* begin Raw data *

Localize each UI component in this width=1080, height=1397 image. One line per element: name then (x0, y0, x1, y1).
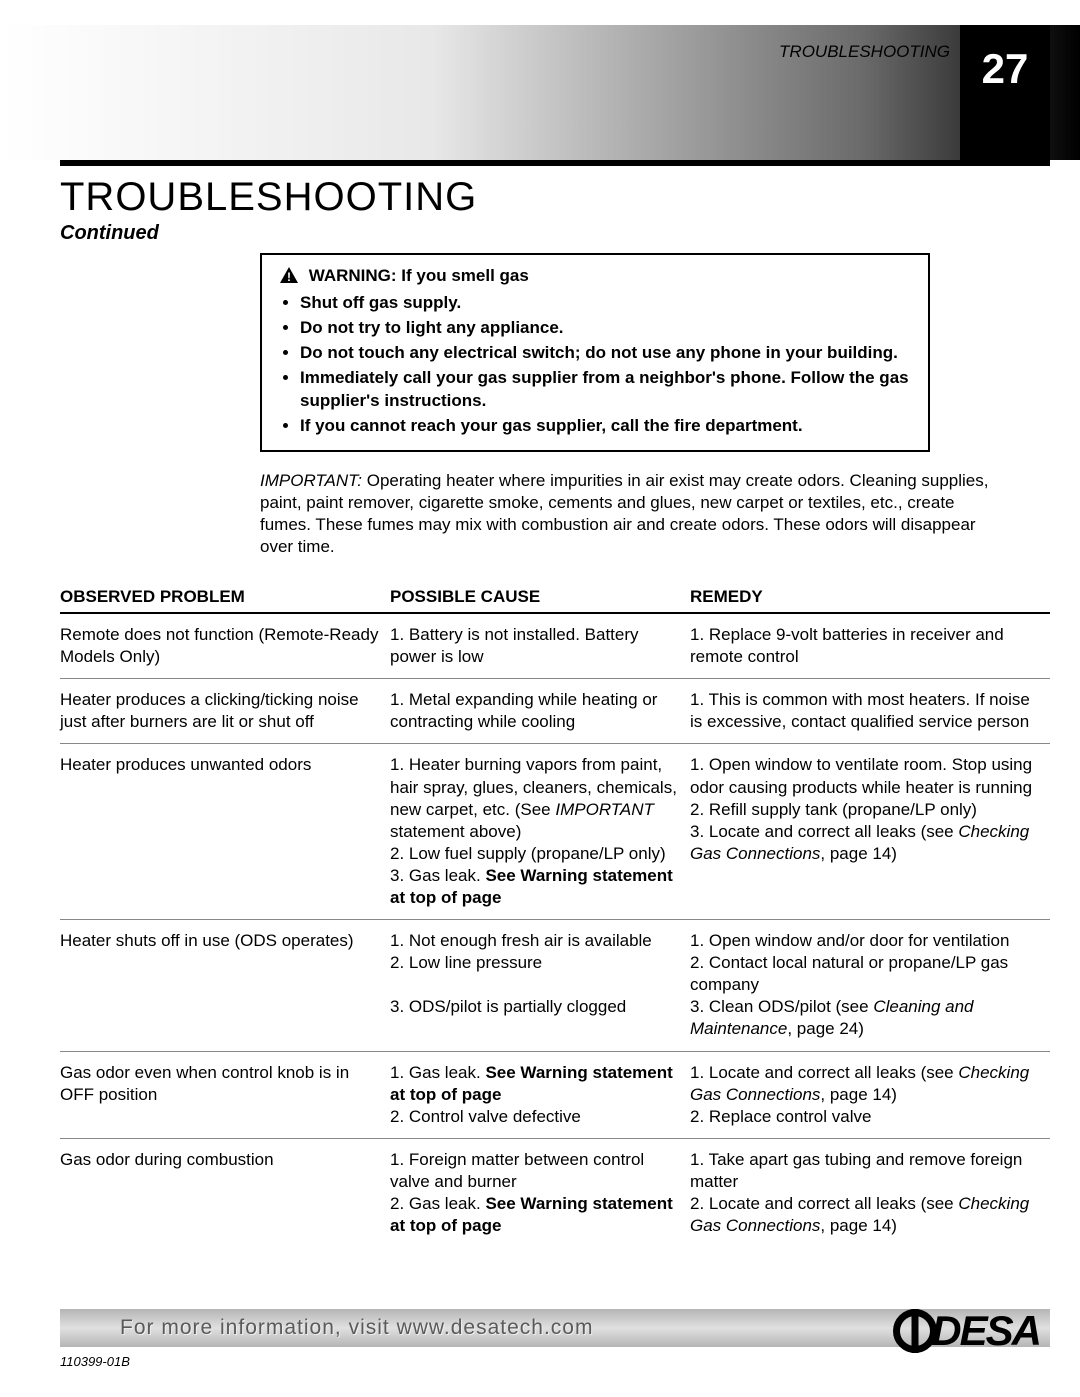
cell-cause: 1. Metal expanding while heating or cont… (390, 679, 690, 744)
footer-text: For more information, visit www.desatech… (120, 1316, 593, 1340)
page-number-box: 27 (960, 25, 1050, 160)
cell-problem: Remote does not function (Remote-Ready M… (60, 613, 390, 679)
warning-item: Shut off gas supply. (300, 292, 910, 315)
cell-remedy: 1. This is common with most heaters. If … (690, 679, 1050, 744)
warning-list: Shut off gas supply. Do not try to light… (280, 292, 910, 438)
warning-item: Immediately call your gas supplier from … (300, 367, 910, 413)
table-header-row: OBSERVED PROBLEM POSSIBLE CAUSE REMEDY (60, 586, 1050, 613)
cell-remedy: 1. Take apart gas tubing and remove fore… (690, 1138, 1050, 1247)
table-row: Heater shuts off in use (ODS operates) 1… (60, 920, 1050, 1051)
cell-cause: 1. Not enough fresh air is available2. L… (390, 920, 690, 1051)
cell-remedy: 1. Open window and/or door for ventilati… (690, 920, 1050, 1051)
col-header-cause: POSSIBLE CAUSE (390, 586, 690, 613)
warning-icon: ! (280, 267, 298, 290)
cell-problem: Heater shuts off in use (ODS operates) (60, 920, 390, 1051)
table-row: Gas odor even when control knob is in OF… (60, 1051, 1050, 1138)
cell-problem: Heater produces unwanted odors (60, 744, 390, 920)
table-row: Gas odor during combustion 1. Foreign ma… (60, 1138, 1050, 1247)
cell-cause: 1. Gas leak. See Warning statement at to… (390, 1051, 690, 1138)
cell-remedy: 1. Open window to ventilate room. Stop u… (690, 744, 1050, 920)
header-rule (60, 160, 1050, 166)
cell-cause: 1. Battery is not installed. Battery pow… (390, 613, 690, 679)
important-note: IMPORTANT: Operating heater where impuri… (260, 470, 990, 558)
table-row: Remote does not function (Remote-Ready M… (60, 613, 1050, 679)
logo-mark-icon (893, 1309, 937, 1353)
cell-cause: 1. Foreign matter between control valve … (390, 1138, 690, 1247)
table-body: Remote does not function (Remote-Ready M… (60, 613, 1050, 1247)
page-title: TROUBLESHOOTING (60, 175, 1050, 220)
cell-remedy: 1. Locate and correct all leaks (see Che… (690, 1051, 1050, 1138)
cell-problem: Gas odor during combustion (60, 1138, 390, 1247)
warning-heading: ! WARNING: If you smell gas (280, 265, 910, 290)
brand-logo: DESA (893, 1307, 1040, 1355)
important-body: Operating heater where impurities in air… (260, 471, 988, 556)
col-header-remedy: REMEDY (690, 586, 1050, 613)
continued-label: Continued (60, 222, 1050, 245)
page-header: TROUBLESHOOTING 27 (0, 0, 1080, 140)
page-number: 27 (982, 45, 1029, 92)
col-header-problem: OBSERVED PROBLEM (60, 586, 390, 613)
logo-text: DESA (931, 1307, 1040, 1355)
warning-box: ! WARNING: If you smell gas Shut off gas… (260, 253, 930, 452)
cell-cause: 1. Heater burning vapors from paint, hai… (390, 744, 690, 920)
warning-item: Do not try to light any appliance. (300, 317, 910, 340)
page-content: TROUBLESHOOTING Continued ! WARNING: If … (60, 175, 1050, 1247)
table-row: Heater produces unwanted odors 1. Heater… (60, 744, 1050, 920)
warning-item: If you cannot reach your gas supplier, c… (300, 415, 910, 438)
cell-problem: Gas odor even when control knob is in OF… (60, 1051, 390, 1138)
table-row: Heater produces a clicking/ticking noise… (60, 679, 1050, 744)
cell-remedy: 1. Replace 9-volt batteries in receiver … (690, 613, 1050, 679)
warning-item: Do not touch any electrical switch; do n… (300, 342, 910, 365)
document-number: 110399-01B (60, 1354, 130, 1369)
cell-problem: Heater produces a clicking/ticking noise… (60, 679, 390, 744)
svg-text:!: ! (287, 270, 291, 283)
warning-heading-text: WARNING: If you smell gas (309, 266, 529, 285)
header-section-label: TROUBLESHOOTING (779, 42, 950, 62)
important-lead: IMPORTANT: (260, 471, 362, 490)
troubleshooting-table: OBSERVED PROBLEM POSSIBLE CAUSE REMEDY R… (60, 586, 1050, 1247)
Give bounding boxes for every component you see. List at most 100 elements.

* end Raw data *

What this task involves: Could you reproduce all of the entries above word for word, leaving out the pictures?

Written reply:
Localize each UI component in this width=1080, height=1397 image. One line per element: name then (x0, y0, x1, y1).
cell-cause: 1. Metal expanding while heating or cont… (390, 679, 690, 744)
footer-text: For more information, visit www.desatech… (120, 1316, 593, 1340)
page-number-box: 27 (960, 25, 1050, 160)
cell-problem: Remote does not function (Remote-Ready M… (60, 613, 390, 679)
warning-item: Shut off gas supply. (300, 292, 910, 315)
cell-remedy: 1. This is common with most heaters. If … (690, 679, 1050, 744)
warning-list: Shut off gas supply. Do not try to light… (280, 292, 910, 438)
warning-item: Immediately call your gas supplier from … (300, 367, 910, 413)
table-header-row: OBSERVED PROBLEM POSSIBLE CAUSE REMEDY (60, 586, 1050, 613)
cell-remedy: 1. Take apart gas tubing and remove fore… (690, 1138, 1050, 1247)
table-row: Heater shuts off in use (ODS operates) 1… (60, 920, 1050, 1051)
cell-cause: 1. Not enough fresh air is available2. L… (390, 920, 690, 1051)
cell-remedy: 1. Open window and/or door for ventilati… (690, 920, 1050, 1051)
col-header-cause: POSSIBLE CAUSE (390, 586, 690, 613)
warning-icon: ! (280, 267, 298, 290)
cell-problem: Heater shuts off in use (ODS operates) (60, 920, 390, 1051)
table-row: Gas odor even when control knob is in OF… (60, 1051, 1050, 1138)
cell-problem: Heater produces unwanted odors (60, 744, 390, 920)
table-row: Gas odor during combustion 1. Foreign ma… (60, 1138, 1050, 1247)
cell-cause: 1. Gas leak. See Warning statement at to… (390, 1051, 690, 1138)
cell-remedy: 1. Open window to ventilate room. Stop u… (690, 744, 1050, 920)
header-rule (60, 160, 1050, 166)
cell-cause: 1. Battery is not installed. Battery pow… (390, 613, 690, 679)
important-note: IMPORTANT: Operating heater where impuri… (260, 470, 990, 558)
table-row: Remote does not function (Remote-Ready M… (60, 613, 1050, 679)
logo-mark-icon (893, 1309, 937, 1353)
cell-cause: 1. Foreign matter between control valve … (390, 1138, 690, 1247)
table-body: Remote does not function (Remote-Ready M… (60, 613, 1050, 1247)
page-title: TROUBLESHOOTING (60, 175, 1050, 220)
cell-remedy: 1. Locate and correct all leaks (see Che… (690, 1051, 1050, 1138)
cell-problem: Gas odor during combustion (60, 1138, 390, 1247)
warning-heading: ! WARNING: If you smell gas (280, 265, 910, 290)
brand-logo: DESA (893, 1307, 1040, 1355)
important-body: Operating heater where impurities in air… (260, 471, 988, 556)
col-header-remedy: REMEDY (690, 586, 1050, 613)
continued-label: Continued (60, 222, 1050, 245)
page-header: TROUBLESHOOTING 27 (0, 0, 1080, 140)
page-number: 27 (982, 45, 1029, 92)
col-header-problem: OBSERVED PROBLEM (60, 586, 390, 613)
logo-text: DESA (931, 1307, 1040, 1355)
warning-box: ! WARNING: If you smell gas Shut off gas… (260, 253, 930, 452)
cell-cause: 1. Heater burning vapors from paint, hai… (390, 744, 690, 920)
warning-item: Do not try to light any appliance. (300, 317, 910, 340)
page-content: TROUBLESHOOTING Continued ! WARNING: If … (60, 175, 1050, 1247)
table-row: Heater produces unwanted odors 1. Heater… (60, 744, 1050, 920)
warning-item: If you cannot reach your gas supplier, c… (300, 415, 910, 438)
cell-problem: Gas odor even when control knob is in OF… (60, 1051, 390, 1138)
table-row: Heater produces a clicking/ticking noise… (60, 679, 1050, 744)
cell-remedy: 1. Replace 9-volt batteries in receiver … (690, 613, 1050, 679)
warning-item: Do not touch any electrical switch; do n… (300, 342, 910, 365)
document-number: 110399-01B (60, 1354, 130, 1369)
cell-problem: Heater produces a clicking/ticking noise… (60, 679, 390, 744)
svg-text:!: ! (287, 270, 291, 283)
warning-heading-text: WARNING: If you smell gas (309, 266, 529, 285)
header-section-label: TROUBLESHOOTING (779, 42, 950, 62)
important-lead: IMPORTANT: (260, 471, 362, 490)
troubleshooting-table: OBSERVED PROBLEM POSSIBLE CAUSE REMEDY R… (60, 586, 1050, 1247)
Give bounding boxes for every component you see. List at most 100 elements.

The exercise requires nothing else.